Work to complete => Write out the listing exactly as it is given.

Task data =>
+-------+
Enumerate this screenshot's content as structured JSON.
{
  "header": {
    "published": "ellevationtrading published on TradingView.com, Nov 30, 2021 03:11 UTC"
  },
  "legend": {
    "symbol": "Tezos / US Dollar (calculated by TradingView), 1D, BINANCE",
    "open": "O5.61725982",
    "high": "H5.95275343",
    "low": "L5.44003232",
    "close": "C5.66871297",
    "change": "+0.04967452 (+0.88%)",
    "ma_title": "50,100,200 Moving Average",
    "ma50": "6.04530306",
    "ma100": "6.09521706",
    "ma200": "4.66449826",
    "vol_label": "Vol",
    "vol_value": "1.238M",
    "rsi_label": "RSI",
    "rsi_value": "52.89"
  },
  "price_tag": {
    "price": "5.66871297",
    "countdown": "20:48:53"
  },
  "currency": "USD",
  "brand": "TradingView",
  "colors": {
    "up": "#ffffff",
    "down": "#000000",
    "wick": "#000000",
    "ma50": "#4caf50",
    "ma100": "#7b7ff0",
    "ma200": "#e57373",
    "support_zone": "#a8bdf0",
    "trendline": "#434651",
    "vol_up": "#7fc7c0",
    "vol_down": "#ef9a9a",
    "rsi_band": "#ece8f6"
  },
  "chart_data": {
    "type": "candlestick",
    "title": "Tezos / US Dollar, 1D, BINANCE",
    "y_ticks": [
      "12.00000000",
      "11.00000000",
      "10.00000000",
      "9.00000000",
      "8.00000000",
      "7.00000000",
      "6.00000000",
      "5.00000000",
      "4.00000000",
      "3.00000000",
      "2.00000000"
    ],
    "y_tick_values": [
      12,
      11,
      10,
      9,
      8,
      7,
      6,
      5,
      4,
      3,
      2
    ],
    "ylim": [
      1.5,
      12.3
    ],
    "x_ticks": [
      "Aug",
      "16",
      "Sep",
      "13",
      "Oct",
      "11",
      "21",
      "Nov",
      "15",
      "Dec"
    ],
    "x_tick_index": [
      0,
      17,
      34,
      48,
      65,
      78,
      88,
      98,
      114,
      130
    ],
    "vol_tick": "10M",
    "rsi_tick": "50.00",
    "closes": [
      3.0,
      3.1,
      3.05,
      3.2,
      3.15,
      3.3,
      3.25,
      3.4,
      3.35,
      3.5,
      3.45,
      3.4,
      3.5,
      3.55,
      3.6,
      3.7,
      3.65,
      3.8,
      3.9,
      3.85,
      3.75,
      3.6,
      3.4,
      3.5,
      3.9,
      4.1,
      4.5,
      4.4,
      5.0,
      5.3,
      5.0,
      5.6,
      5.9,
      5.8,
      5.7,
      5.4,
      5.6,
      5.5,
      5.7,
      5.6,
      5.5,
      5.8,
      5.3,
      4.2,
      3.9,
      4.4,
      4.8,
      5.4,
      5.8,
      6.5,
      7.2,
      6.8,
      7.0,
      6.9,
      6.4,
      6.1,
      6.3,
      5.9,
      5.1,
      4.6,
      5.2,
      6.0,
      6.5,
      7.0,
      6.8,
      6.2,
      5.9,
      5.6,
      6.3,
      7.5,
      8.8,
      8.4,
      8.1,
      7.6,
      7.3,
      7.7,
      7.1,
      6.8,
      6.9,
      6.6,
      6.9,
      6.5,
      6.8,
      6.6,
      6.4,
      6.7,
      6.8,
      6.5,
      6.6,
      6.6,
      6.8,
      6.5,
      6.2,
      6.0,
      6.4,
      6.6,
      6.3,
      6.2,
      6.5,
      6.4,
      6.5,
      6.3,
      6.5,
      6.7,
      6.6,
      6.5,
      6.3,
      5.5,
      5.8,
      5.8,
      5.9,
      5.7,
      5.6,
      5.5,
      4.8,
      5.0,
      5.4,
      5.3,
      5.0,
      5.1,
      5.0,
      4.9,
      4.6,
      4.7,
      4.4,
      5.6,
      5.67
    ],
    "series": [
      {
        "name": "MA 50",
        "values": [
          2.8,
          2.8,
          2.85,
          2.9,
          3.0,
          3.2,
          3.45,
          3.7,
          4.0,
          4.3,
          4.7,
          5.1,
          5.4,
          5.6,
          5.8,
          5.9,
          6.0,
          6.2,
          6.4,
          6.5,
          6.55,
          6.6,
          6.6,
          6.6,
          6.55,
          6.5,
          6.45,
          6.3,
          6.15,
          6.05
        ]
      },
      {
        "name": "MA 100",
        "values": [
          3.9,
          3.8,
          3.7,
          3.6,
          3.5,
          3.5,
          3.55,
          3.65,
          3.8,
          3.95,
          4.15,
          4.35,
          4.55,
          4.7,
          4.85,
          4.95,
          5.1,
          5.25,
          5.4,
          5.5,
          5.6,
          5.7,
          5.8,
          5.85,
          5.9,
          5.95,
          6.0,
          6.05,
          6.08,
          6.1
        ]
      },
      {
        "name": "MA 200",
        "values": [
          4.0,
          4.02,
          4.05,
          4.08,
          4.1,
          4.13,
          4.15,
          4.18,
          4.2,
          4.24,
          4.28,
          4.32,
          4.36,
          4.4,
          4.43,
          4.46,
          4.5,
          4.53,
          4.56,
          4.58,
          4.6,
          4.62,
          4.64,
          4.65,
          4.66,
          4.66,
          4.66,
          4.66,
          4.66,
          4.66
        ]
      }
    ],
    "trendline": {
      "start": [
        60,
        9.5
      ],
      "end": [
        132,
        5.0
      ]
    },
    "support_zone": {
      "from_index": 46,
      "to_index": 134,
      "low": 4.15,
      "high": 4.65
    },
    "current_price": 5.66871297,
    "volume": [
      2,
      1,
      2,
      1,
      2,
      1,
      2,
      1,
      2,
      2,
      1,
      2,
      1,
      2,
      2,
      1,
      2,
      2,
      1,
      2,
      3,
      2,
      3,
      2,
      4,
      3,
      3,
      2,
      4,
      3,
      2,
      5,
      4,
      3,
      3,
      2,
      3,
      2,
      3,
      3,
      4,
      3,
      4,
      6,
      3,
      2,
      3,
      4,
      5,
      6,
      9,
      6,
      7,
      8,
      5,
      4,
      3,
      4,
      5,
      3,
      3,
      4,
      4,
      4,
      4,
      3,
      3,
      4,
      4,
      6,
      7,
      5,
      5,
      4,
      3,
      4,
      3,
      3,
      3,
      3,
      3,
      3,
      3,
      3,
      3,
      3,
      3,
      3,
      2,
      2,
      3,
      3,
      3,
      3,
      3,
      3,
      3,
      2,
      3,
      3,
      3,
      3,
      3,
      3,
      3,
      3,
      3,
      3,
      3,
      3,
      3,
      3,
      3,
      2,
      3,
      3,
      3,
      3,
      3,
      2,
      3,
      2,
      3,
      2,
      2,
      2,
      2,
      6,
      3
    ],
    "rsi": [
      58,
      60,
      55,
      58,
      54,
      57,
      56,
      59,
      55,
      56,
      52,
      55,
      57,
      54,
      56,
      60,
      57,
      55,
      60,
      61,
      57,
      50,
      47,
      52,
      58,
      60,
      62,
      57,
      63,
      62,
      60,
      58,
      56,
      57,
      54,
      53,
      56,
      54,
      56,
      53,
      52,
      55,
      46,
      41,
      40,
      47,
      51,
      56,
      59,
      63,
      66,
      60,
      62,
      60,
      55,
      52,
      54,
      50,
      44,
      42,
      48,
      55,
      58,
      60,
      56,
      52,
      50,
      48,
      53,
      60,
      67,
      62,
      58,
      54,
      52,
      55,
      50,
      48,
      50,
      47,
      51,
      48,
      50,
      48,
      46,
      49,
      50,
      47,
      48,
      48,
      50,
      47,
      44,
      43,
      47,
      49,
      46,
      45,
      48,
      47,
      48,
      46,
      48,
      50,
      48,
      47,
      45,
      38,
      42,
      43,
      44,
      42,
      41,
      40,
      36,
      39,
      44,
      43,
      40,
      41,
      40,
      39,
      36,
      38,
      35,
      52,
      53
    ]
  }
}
+-------+
Response to this task =>
Enumerate this screenshot's content as structured JSON.
{
  "header": {
    "published": "ellevationtrading published on TradingView.com, Nov 30, 2021 03:11 UTC"
  },
  "legend": {
    "symbol": "Tezos / US Dollar (calculated by TradingView), 1D, BINANCE",
    "open": "O5.61725982",
    "high": "H5.95275343",
    "low": "L5.44003232",
    "close": "C5.66871297",
    "change": "+0.04967452 (+0.88%)",
    "ma_title": "50,100,200 Moving Average",
    "ma50": "6.04530306",
    "ma100": "6.09521706",
    "ma200": "4.66449826",
    "vol_label": "Vol",
    "vol_value": "1.238M",
    "rsi_label": "RSI",
    "rsi_value": "52.89"
  },
  "price_tag": {
    "price": "5.66871297",
    "countdown": "20:48:53"
  },
  "currency": "USD",
  "brand": "TradingView",
  "colors": {
    "up": "#ffffff",
    "down": "#000000",
    "wick": "#000000",
    "ma50": "#4caf50",
    "ma100": "#7b7ff0",
    "ma200": "#e57373",
    "support_zone": "#a8bdf0",
    "trendline": "#434651",
    "vol_up": "#7fc7c0",
    "vol_down": "#ef9a9a",
    "rsi_band": "#ece8f6"
  },
  "chart_data": {
    "type": "candlestick",
    "title": "Tezos / US Dollar, 1D, BINANCE",
    "y_ticks": [
      "12.00000000",
      "11.00000000",
      "10.00000000",
      "9.00000000",
      "8.00000000",
      "7.00000000",
      "6.00000000",
      "5.00000000",
      "4.00000000",
      "3.00000000",
      "2.00000000"
    ],
    "y_tick_values": [
      12,
      11,
      10,
      9,
      8,
      7,
      6,
      5,
      4,
      3,
      2
    ],
    "ylim": [
      1.5,
      12.3
    ],
    "x_ticks": [
      "Aug",
      "16",
      "Sep",
      "13",
      "Oct",
      "11",
      "21",
      "Nov",
      "15",
      "Dec"
    ],
    "x_tick_index": [
      0,
      17,
      34,
      48,
      65,
      78,
      88,
      98,
      114,
      130
    ],
    "vol_tick": "10M",
    "rsi_tick": "50.00",
    "closes": [
      3.0,
      3.1,
      3.05,
      3.2,
      3.15,
      3.3,
      3.25,
      3.4,
      3.35,
      3.5,
      3.45,
      3.4,
      3.5,
      3.55,
      3.6,
      3.7,
      3.65,
      3.8,
      3.9,
      3.85,
      3.75,
      3.6,
      3.4,
      3.5,
      3.9,
      4.1,
      4.5,
      4.4,
      5.0,
      5.3,
      5.0,
      5.6,
      5.9,
      5.8,
      5.7,
      5.4,
      5.6,
      5.5,
      5.7,
      5.6,
      5.5,
      5.8,
      5.3,
      4.2,
      3.9,
      4.4,
      4.8,
      5.4,
      5.8,
      6.5,
      7.2,
      6.8,
      7.0,
      6.9,
      6.4,
      6.1,
      6.3,
      5.9,
      5.1,
      4.6,
      5.2,
      6.0,
      6.5,
      7.0,
      6.8,
      6.2,
      5.9,
      5.6,
      6.3,
      7.5,
      8.8,
      8.4,
      8.1,
      7.6,
      7.3,
      7.7,
      7.1,
      6.8,
      6.9,
      6.6,
      6.9,
      6.5,
      6.8,
      6.6,
      6.4,
      6.7,
      6.8,
      6.5,
      6.6,
      6.6,
      6.8,
      6.5,
      6.2,
      6.0,
      6.4,
      6.6,
      6.3,
      6.2,
      6.5,
      6.4,
      6.5,
      6.3,
      6.5,
      6.7,
      6.6,
      6.5,
      6.3,
      5.5,
      5.8,
      5.8,
      5.9,
      5.7,
      5.6,
      5.5,
      4.8,
      5.0,
      5.4,
      5.3,
      5.0,
      5.1,
      5.0,
      4.9,
      4.6,
      4.7,
      4.4,
      5.6,
      5.67
    ],
    "series": [
      {
        "name": "MA 50",
        "values": [
          2.8,
          2.8,
          2.85,
          2.9,
          3.0,
          3.2,
          3.45,
          3.7,
          4.0,
          4.3,
          4.7,
          5.1,
          5.4,
          5.6,
          5.8,
          5.9,
          6.0,
          6.2,
          6.4,
          6.5,
          6.55,
          6.6,
          6.6,
          6.6,
          6.55,
          6.5,
          6.45,
          6.3,
          6.15,
          6.05
        ]
      },
      {
        "name": "MA 100",
        "values": [
          3.9,
          3.8,
          3.7,
          3.6,
          3.5,
          3.5,
          3.55,
          3.65,
          3.8,
          3.95,
          4.15,
          4.35,
          4.55,
          4.7,
          4.85,
          4.95,
          5.1,
          5.25,
          5.4,
          5.5,
          5.6,
          5.7,
          5.8,
          5.85,
          5.9,
          5.95,
          6.0,
          6.05,
          6.08,
          6.1
        ]
      },
      {
        "name": "MA 200",
        "values": [
          4.0,
          4.02,
          4.05,
          4.08,
          4.1,
          4.13,
          4.15,
          4.18,
          4.2,
          4.24,
          4.28,
          4.32,
          4.36,
          4.4,
          4.43,
          4.46,
          4.5,
          4.53,
          4.56,
          4.58,
          4.6,
          4.62,
          4.64,
          4.65,
          4.66,
          4.66,
          4.66,
          4.66,
          4.66,
          4.66
        ]
      }
    ],
    "trendline": {
      "start": [
        60,
        9.5
      ],
      "end": [
        132,
        5.0
      ]
    },
    "support_zone": {
      "from_index": 46,
      "to_index": 134,
      "low": 4.15,
      "high": 4.65
    },
    "current_price": 5.66871297,
    "volume": [
      2,
      1,
      2,
      1,
      2,
      1,
      2,
      1,
      2,
      2,
      1,
      2,
      1,
      2,
      2,
      1,
      2,
      2,
      1,
      2,
      3,
      2,
      3,
      2,
      4,
      3,
      3,
      2,
      4,
      3,
      2,
      5,
      4,
      3,
      3,
      2,
      3,
      2,
      3,
      3,
      4,
      3,
      4,
      6,
      3,
      2,
      3,
      4,
      5,
      6,
      9,
      6,
      7,
      8,
      5,
      4,
      3,
      4,
      5,
      3,
      3,
      4,
      4,
      4,
      4,
      3,
      3,
      4,
      4,
      6,
      7,
      5,
      5,
      4,
      3,
      4,
      3,
      3,
      3,
      3,
      3,
      3,
      3,
      3,
      3,
      3,
      3,
      3,
      2,
      2,
      3,
      3,
      3,
      3,
      3,
      3,
      3,
      2,
      3,
      3,
      3,
      3,
      3,
      3,
      3,
      3,
      3,
      3,
      3,
      3,
      3,
      3,
      3,
      2,
      3,
      3,
      3,
      3,
      3,
      2,
      3,
      2,
      3,
      2,
      2,
      2,
      2,
      6,
      3
    ],
    "rsi": [
      58,
      60,
      55,
      58,
      54,
      57,
      56,
      59,
      55,
      56,
      52,
      55,
      57,
      54,
      56,
      60,
      57,
      55,
      60,
      61,
      57,
      50,
      47,
      52,
      58,
      60,
      62,
      57,
      63,
      62,
      60,
      58,
      56,
      57,
      54,
      53,
      56,
      54,
      56,
      53,
      52,
      55,
      46,
      41,
      40,
      47,
      51,
      56,
      59,
      63,
      66,
      60,
      62,
      60,
      55,
      52,
      54,
      50,
      44,
      42,
      48,
      55,
      58,
      60,
      56,
      52,
      50,
      48,
      53,
      60,
      67,
      62,
      58,
      54,
      52,
      55,
      50,
      48,
      50,
      47,
      51,
      48,
      50,
      48,
      46,
      49,
      50,
      47,
      48,
      48,
      50,
      47,
      44,
      43,
      47,
      49,
      46,
      45,
      48,
      47,
      48,
      46,
      48,
      50,
      48,
      47,
      45,
      38,
      42,
      43,
      44,
      42,
      41,
      40,
      36,
      39,
      44,
      43,
      40,
      41,
      40,
      39,
      36,
      38,
      35,
      52,
      53
    ]
  }
}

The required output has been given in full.